— START OF DATA EXTRACT —

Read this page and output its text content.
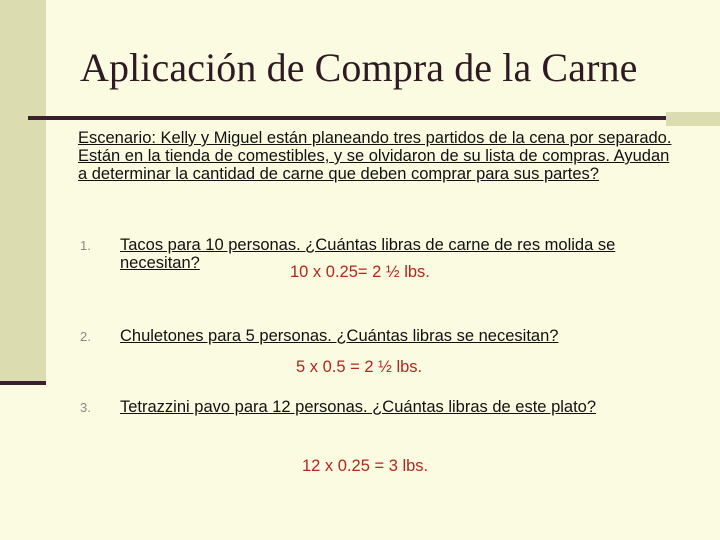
Aplicación de Compra de la Carne
Escenario: Kelly y Miguel están planeando tres partidos de la cena por separado. Están en la tienda de comestibles, y se olvidaron de su lista de compras. Ayudan a determinar la cantidad de carne que deben comprar para sus partes?
1. Tacos para 10 personas. ¿Cuántas libras de carne de res molida se necesitan?	10 x 0.25= 2 ½ lbs.
2. Chuletones para 5 personas. ¿Cuántas libras se necesitan?
5 x 0.5 = 2 ½ lbs.
3. Tetrazzini pavo para 12 personas. ¿Cuántas libras de este plato?
12 x 0.25 = 3 lbs.
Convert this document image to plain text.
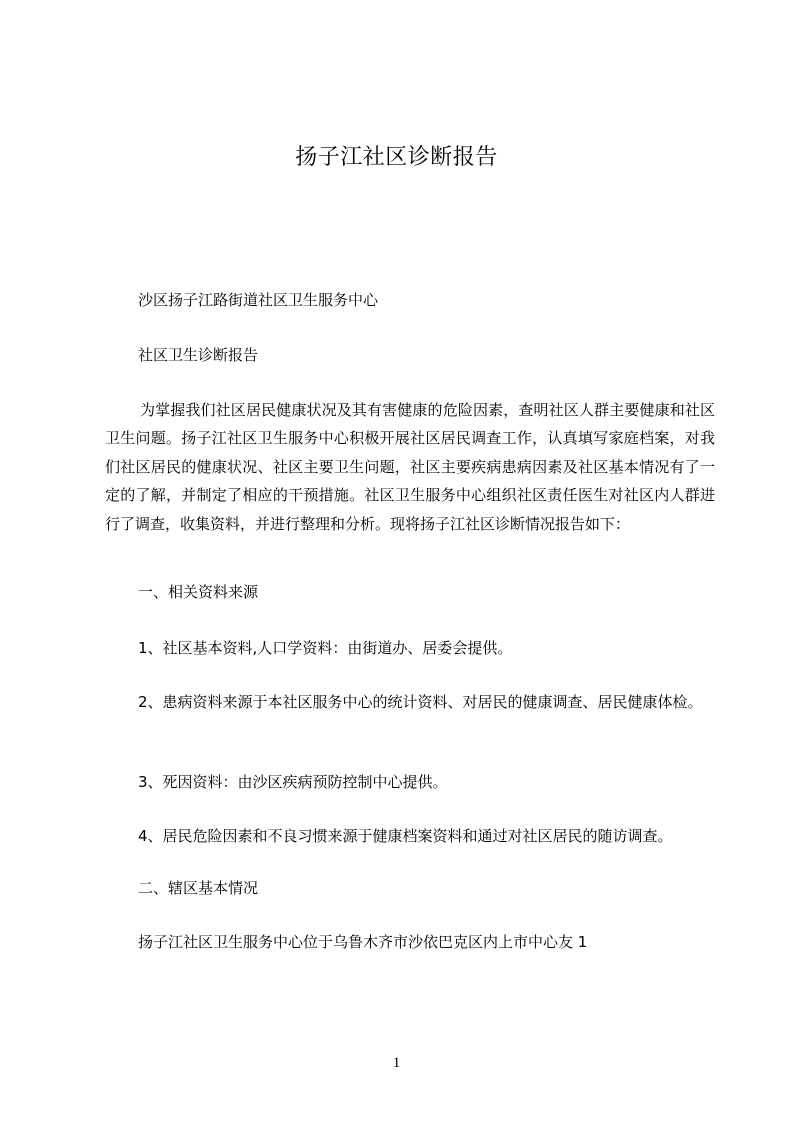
扬子江社区诊断报告
沙区扬子江路街道社区卫生服务中心
社区卫生诊断报告
为掌握我们社区居民健康状况及其有害健康的危险因素，查明社区人群主要健康和社区卫生问题。扬子江社区卫生服务中心积极开展社区居民调查工作，认真填写家庭档案，对我们社区居民的健康状况、社区主要卫生问题，社区主要疾病患病因素及社区基本情况有了一定的了解，并制定了相应的干预措施。社区卫生服务中心组织社区责任医生对社区内人群进行了调查，收集资料，并进行整理和分析。现将扬子江社区诊断情况报告如下：
一、相关资料来源
1、社区基本资料,人口学资料：由街道办、居委会提供。
2、患病资料来源于本社区服务中心的统计资料、对居民的健康调查、居民健康体检。
3、死因资料：由沙区疾病预防控制中心提供。
4、居民危险因素和不良习惯来源于健康档案资料和通过对社区居民的随访调查。
二、辖区基本情况
扬子江社区卫生服务中心位于乌鲁木齐市沙依巴克区内上市中心友 1
1
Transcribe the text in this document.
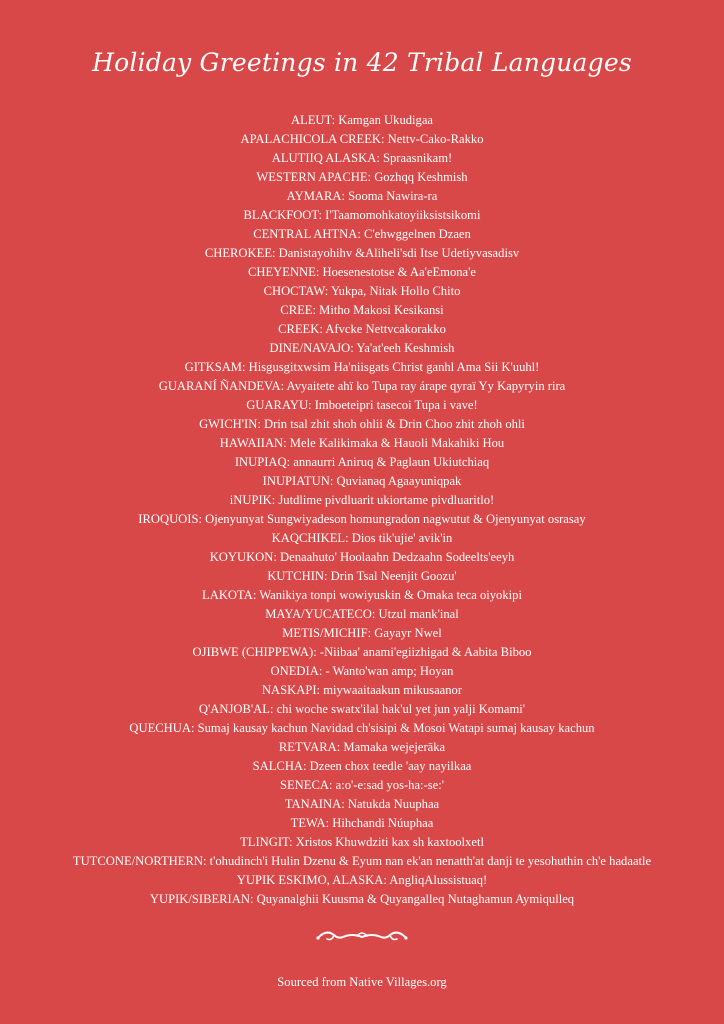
Holiday Greetings in 42 Tribal Languages
ALEUT: Kamgan Ukudigaa
APALACHICOLA CREEK: Nettv-Cako-Rakko
ALUTIIQ ALASKA: Spraasnikam!
WESTERN APACHE: Gozhqq Keshmish
AYMARA: Sooma Nawira-ra
BLACKFOOT: I'Taamomohkatoyiiksistsikomi
CENTRAL AHTNA: C'ehwggelnen Dzaen
CHEROKEE: Danistayohihv &Aliheli'sdi Itse Udetiyvasadisv
CHEYENNE: Hoesenestotse & Aa'eEmona'e
CHOCTAW: Yukpa, Nitak Hollo Chito
CREE: Mitho Makosi Kesikansi
CREEK: Afvcke Nettvcakorakko
DINE/NAVAJO: Ya'at'eeh Keshmish
GITKSAM: Hisgusgitxwsim Ha'niisgats Christ ganhl Ama Sii K'uuhl!
GUARANÍ ÑANDEVA: Avyaitete ahï ko Tupa ray árape qyraï Yy Kapyryin rira
GUARAYU: Imboeteipri tasecoi Tupa i vave!
GWICH'IN: Drin tsal zhit shoh ohlii & Drin Choo zhit zhoh ohli
HAWAIIAN: Mele Kalikimaka & Hauoli Makahiki Hou
INUPIAQ: annaurri Aniruq & Paglaun Ukiutchiaq
INUPIATUN: Quvianaq Agaayuniqpak
iNUPIK: Jutdlime pivdluarit ukiortame pivdluaritlo!
IROQUOIS: Ojenyunyat Sungwiyadeson homungradon nagwutut & Ojenyunyat osrasay
KAQCHIKEL: Dios tik'ujie' avik'in
KOYUKON: Denaahuto' Hoolaahn Dedzaahn Sodeelts'eeyh
KUTCHIN: Drin Tsal Neenjit Goozu'
LAKOTA: Wanikiya tonpi wowiyuskin & Omaka teca oiyokipi
MAYA/YUCATECO: Utzul mank'inal
METIS/MICHIF: Gayayr Nwel
OJIBWE (CHIPPEWA): -Niibaa' anami'egiizhigad & Aabita Biboo
ONEDIA: - Wanto'wan amp; Hoyan
NASKAPI: miywaaitaakun mikusaanor
Q'ANJOB'AL: chi woche swatx'ilal hak'ul yet jun yalji Komami'
QUECHUA: Sumaj kausay kachun Navidad ch'sisipi & Mosoi Watapi sumaj kausay kachun
RETVARA: Mamaka wejejerāka
SALCHA: Dzeen chox teedle 'aay nayilkaa
SENECA: a:o'-e:sad yos-ha:-se:'
TANAINA: Natukda Nuuphaa
TEWA: Hihchandi Núuphaa
TLINGIT: Xristos Khuwdziti kax sh kaxtoolxetl
TUTCONE/NORTHERN: t'ohudinch'i Hulin Dzenu & Eyum nan ek'an nenatth'at danji te yesohuthin ch'e hadaatle
YUPIK ESKIMO, ALASKA: AngliqAlussistuaq!
YUPIK/SIBERIAN: Quyanalghii Kuusma & Quyangalleq Nutaghamun Aymiqulleq
Sourced from Native Villages.org
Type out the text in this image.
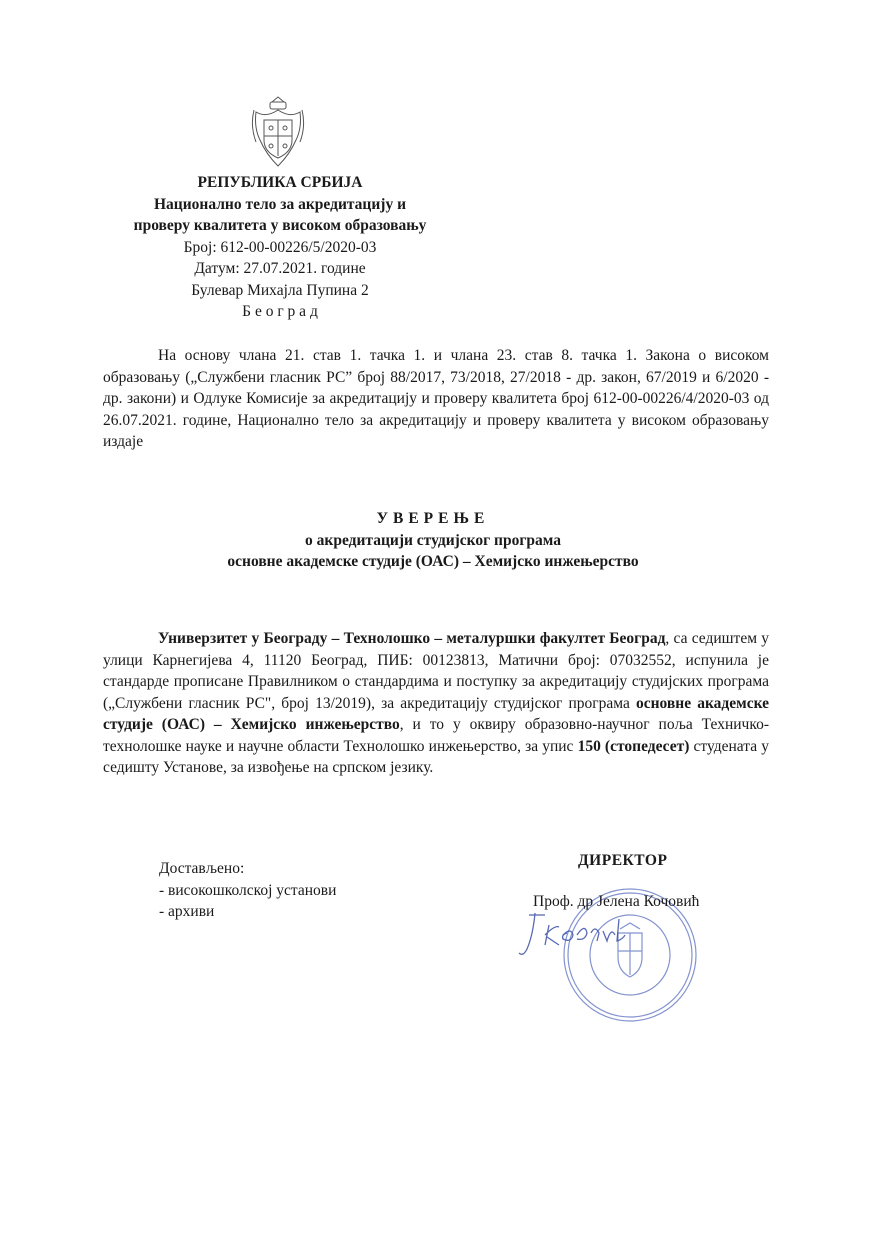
РЕПУБЛИКА СРБИЈА
Национално тело за акредитацију и
проверу квалитета у високом образовању
Број: 612-00-00226/5/2020-03
Датум: 27.07.2021. године
Булевар Михајла Пупина 2
Б е о г р а д
На основу члана 21. став 1. тачка 1. и члана 23. став 8. тачка 1. Закона о високом образовању („Службени гласник РС” број 88/2017, 73/2018, 27/2018 - др. закон, 67/2019 и 6/2020 - др. закони) и Одлуке Комисије за акредитацију и проверу квалитета број 612-00-00226/4/2020-03 од 26.07.2021. године, Национално тело за акредитацију и проверу квалитета у високом образовању издаје
УВЕРЕЊЕ
о акредитацији студијског програма
основне академске студије (ОАС) – Хемијско инжењерство
Универзитет у Београду – Технолошко – металуршки факултет Београд, са седиштем у улици Карнегијева 4, 11120 Београд, ПИБ: 00123813, Матични број: 07032552, испунила је стандарде прописане Правилником о стандардима и поступку за акредитацију студијских програма („Службени гласник РС", број 13/2019), за акредитацију студијског програма основне академске студије (ОАС) – Хемијско инжењерство, и то у оквиру образовно-научног поља Техничко-технолошке науке и научне области Технолошко инжењерство, за упис 150 (стопедесет) студената у седишту Установе, за извођење на српском језику.
Достављено:
- високошколској установи
- архиви
ДИРЕКТОР
Проф. др Јелена Кочовић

— END OF DATA EXTRACT —

WHAT TO WORK ON –
Repeat each entry exactly. Pictures do not belong in the copy.

RIGHT ANSWER –
Read this page and output its text content.
Aplicación de Compra de la Carne
Escenario: Kelly y Miguel están planeando tres partidos de la cena por separado. Están en la tienda de comestibles, y se olvidaron de su lista de compras. Ayudan a determinar la cantidad de carne que deben comprar para sus partes?
1. Tacos para 10 personas. ¿Cuántas libras de carne de res molida se necesitan?	10 x 0.25= 2 ½ lbs.
2. Chuletones para 5 personas. ¿Cuántas libras se necesitan?
5 x 0.5 = 2 ½ lbs.
3. Tetrazzini pavo para 12 personas. ¿Cuántas libras de este plato?
12 x 0.25 = 3 lbs.
Convert this document image to plain text.
扬子江社区诊断报告
沙区扬子江路街道社区卫生服务中心
社区卫生诊断报告
为掌握我们社区居民健康状况及其有害健康的危险因素，查明社区人群主要健康和社区卫生问题。扬子江社区卫生服务中心积极开展社区居民调查工作，认真填写家庭档案，对我们社区居民的健康状况、社区主要卫生问题，社区主要疾病患病因素及社区基本情况有了一定的了解，并制定了相应的干预措施。社区卫生服务中心组织社区责任医生对社区内人群进行了调查，收集资料，并进行整理和分析。现将扬子江社区诊断情况报告如下：
一、相关资料来源
1、社区基本资料,人口学资料：由街道办、居委会提供。
2、患病资料来源于本社区服务中心的统计资料、对居民的健康调查、居民健康体检。
3、死因资料：由沙区疾病预防控制中心提供。
4、居民危险因素和不良习惯来源于健康档案资料和通过对社区居民的随访调查。
二、辖区基本情况
扬子江社区卫生服务中心位于乌鲁木齐市沙依巴克区内上市中心友 1
1
Transcribe the text in this document.
Holiday Greetings in 42 Tribal Languages
ALEUT: Kamgan Ukudigaa
APALACHICOLA CREEK: Nettv-Cako-Rakko
ALUTIIQ ALASKA: Spraasnikam!
WESTERN APACHE: Gozhqq Keshmish
AYMARA: Sooma Nawira-ra
BLACKFOOT: I'Taamomohkatoyiiksistsikomi
CENTRAL AHTNA: C'ehwggelnen Dzaen
CHEROKEE: Danistayohihv &Aliheli'sdi Itse Udetiyvasadisv
CHEYENNE: Hoesenestotse & Aa'eEmona'e
CHOCTAW: Yukpa, Nitak Hollo Chito
CREE: Mitho Makosi Kesikansi
CREEK: Afvcke Nettvcakorakko
DINE/NAVAJO: Ya'at'eeh Keshmish
GITKSAM: Hisgusgitxwsim Ha'niisgats Christ ganhl Ama Sii K'uuhl!
GUARANÍ ÑANDEVA: Avyaitete ahï ko Tupa ray árape qyraï Yy Kapyryin rira
GUARAYU: Imboeteipri tasecoi Tupa i vave!
GWICH'IN: Drin tsal zhit shoh ohlii & Drin Choo zhit zhoh ohli
HAWAIIAN: Mele Kalikimaka & Hauoli Makahiki Hou
INUPIAQ: annaurri Aniruq & Paglaun Ukiutchiaq
INUPIATUN: Quvianaq Agaayuniqpak
iNUPIK: Jutdlime pivdluarit ukiortame pivdluaritlo!
IROQUOIS: Ojenyunyat Sungwiyadeson homungradon nagwutut & Ojenyunyat osrasay
KAQCHIKEL: Dios tik'ujie' avik'in
KOYUKON: Denaahuto' Hoolaahn Dedzaahn Sodeelts'eeyh
KUTCHIN: Drin Tsal Neenjit Goozu'
LAKOTA: Wanikiya tonpi wowiyuskin & Omaka teca oiyokipi
MAYA/YUCATECO: Utzul mank'inal
METIS/MICHIF: Gayayr Nwel
OJIBWE (CHIPPEWA): -Niibaa' anami'egiizhigad & Aabita Biboo
ONEDIA: - Wanto'wan amp; Hoyan
NASKAPI: miywaaitaakun mikusaanor
Q'ANJOB'AL: chi woche swatx'ilal hak'ul yet jun yalji Komami'
QUECHUA: Sumaj kausay kachun Navidad ch'sisipi & Mosoi Watapi sumaj kausay kachun
RETVARA: Mamaka wejejerāka
SALCHA: Dzeen chox teedle 'aay nayilkaa
SENECA: a:o'-e:sad yos-ha:-se:'
TANAINA: Natukda Nuuphaa
TEWA: Hihchandi Núuphaa
TLINGIT: Xristos Khuwdziti kax sh kaxtoolxetl
TUTCONE/NORTHERN: t'ohudinch'i Hulin Dzenu & Eyum nan ek'an nenatth'at danji te yesohuthin ch'e hadaatle
YUPIK ESKIMO, ALASKA: AngliqAlussistuaq!
YUPIK/SIBERIAN: Quyanalghii Kuusma & Quyangalleq Nutaghamun Aymiqulleq
Sourced from Native Villages.org
Type out the text in this image.
РЕПУБЛИКА СРБИЈА
Национално тело за акредитацију и
проверу квалитета у високом образовању
Број: 612-00-00226/5/2020-03
Датум: 27.07.2021. године
Булевар Михајла Пупина 2
Б е о г р а д
На основу члана 21. став 1. тачка 1. и члана 23. став 8. тачка 1. Закона о високом образовању („Службени гласник РС” број 88/2017, 73/2018, 27/2018 - др. закон, 67/2019 и 6/2020 - др. закони) и Одлуке Комисије за акредитацију и проверу квалитета број 612-00-00226/4/2020-03 од 26.07.2021. године, Национално тело за акредитацију и проверу квалитета у високом образовању издаје
УВЕРЕЊЕ
о акредитацији студијског програма
основне академске студије (ОАС) – Хемијско инжењерство
Универзитет у Београду – Технолошко – металуршки факултет Београд, са седиштем у улици Карнегијева 4, 11120 Београд, ПИБ: 00123813, Матични број: 07032552, испунила је стандарде прописане Правилником о стандардима и поступку за акредитацију студијских програма („Службени гласник РС", број 13/2019), за акредитацију студијског програма основне академске студије (ОАС) – Хемијско инжењерство, и то у оквиру образовно-научног поља Техничко-технолошке науке и научне области Технолошко инжењерство, за упис 150 (стопедесет) студената у седишту Установе, за извођење на српском језику.
Достављено:
- високошколској установи
- архиви
ДИРЕКТОР
Проф. др Јелена Кочовић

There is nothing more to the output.